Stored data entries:
+ + + + + + +
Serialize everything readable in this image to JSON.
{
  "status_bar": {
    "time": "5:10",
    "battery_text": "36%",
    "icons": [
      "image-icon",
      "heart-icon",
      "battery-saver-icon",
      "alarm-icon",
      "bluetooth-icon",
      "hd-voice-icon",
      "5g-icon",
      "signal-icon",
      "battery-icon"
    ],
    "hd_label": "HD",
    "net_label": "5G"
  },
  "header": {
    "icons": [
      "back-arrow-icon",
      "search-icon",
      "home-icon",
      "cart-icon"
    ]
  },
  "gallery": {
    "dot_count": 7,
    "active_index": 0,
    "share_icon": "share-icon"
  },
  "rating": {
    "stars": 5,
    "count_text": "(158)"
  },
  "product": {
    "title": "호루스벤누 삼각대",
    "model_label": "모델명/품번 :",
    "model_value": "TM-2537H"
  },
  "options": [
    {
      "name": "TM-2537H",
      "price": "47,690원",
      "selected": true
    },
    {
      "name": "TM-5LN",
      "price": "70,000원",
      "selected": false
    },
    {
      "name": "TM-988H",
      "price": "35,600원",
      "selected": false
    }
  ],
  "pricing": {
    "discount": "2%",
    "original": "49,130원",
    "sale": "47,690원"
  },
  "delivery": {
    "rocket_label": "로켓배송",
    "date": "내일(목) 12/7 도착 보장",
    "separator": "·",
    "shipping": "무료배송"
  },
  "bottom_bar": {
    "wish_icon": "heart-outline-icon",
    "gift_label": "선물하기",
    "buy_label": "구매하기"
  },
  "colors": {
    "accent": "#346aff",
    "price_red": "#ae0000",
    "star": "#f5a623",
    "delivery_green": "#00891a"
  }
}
+ + + + + + +
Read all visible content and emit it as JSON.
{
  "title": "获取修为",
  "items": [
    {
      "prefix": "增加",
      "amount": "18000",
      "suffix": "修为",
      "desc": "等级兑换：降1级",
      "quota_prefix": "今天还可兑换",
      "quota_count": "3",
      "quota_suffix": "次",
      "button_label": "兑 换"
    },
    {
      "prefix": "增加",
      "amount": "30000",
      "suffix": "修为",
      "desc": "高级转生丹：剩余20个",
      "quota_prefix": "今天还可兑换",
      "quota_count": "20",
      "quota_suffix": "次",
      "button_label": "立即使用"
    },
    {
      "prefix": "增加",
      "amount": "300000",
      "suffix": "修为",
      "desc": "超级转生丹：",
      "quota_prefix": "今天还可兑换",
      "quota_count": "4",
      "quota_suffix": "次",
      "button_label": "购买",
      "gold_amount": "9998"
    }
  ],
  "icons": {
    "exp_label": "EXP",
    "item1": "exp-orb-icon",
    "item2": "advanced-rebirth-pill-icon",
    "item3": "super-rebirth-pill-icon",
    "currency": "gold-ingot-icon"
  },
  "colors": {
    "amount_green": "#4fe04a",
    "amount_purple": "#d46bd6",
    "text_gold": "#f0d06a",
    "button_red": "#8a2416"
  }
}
+ + + + + + +
(OBJECTIVE): Copy every line of the listing where the word "rebirth" appears.

(EXERCISE RESPONSE):
    "item2": "advanced-rebirth-pill-icon",
    "item3": "super-rebirth-pill-icon",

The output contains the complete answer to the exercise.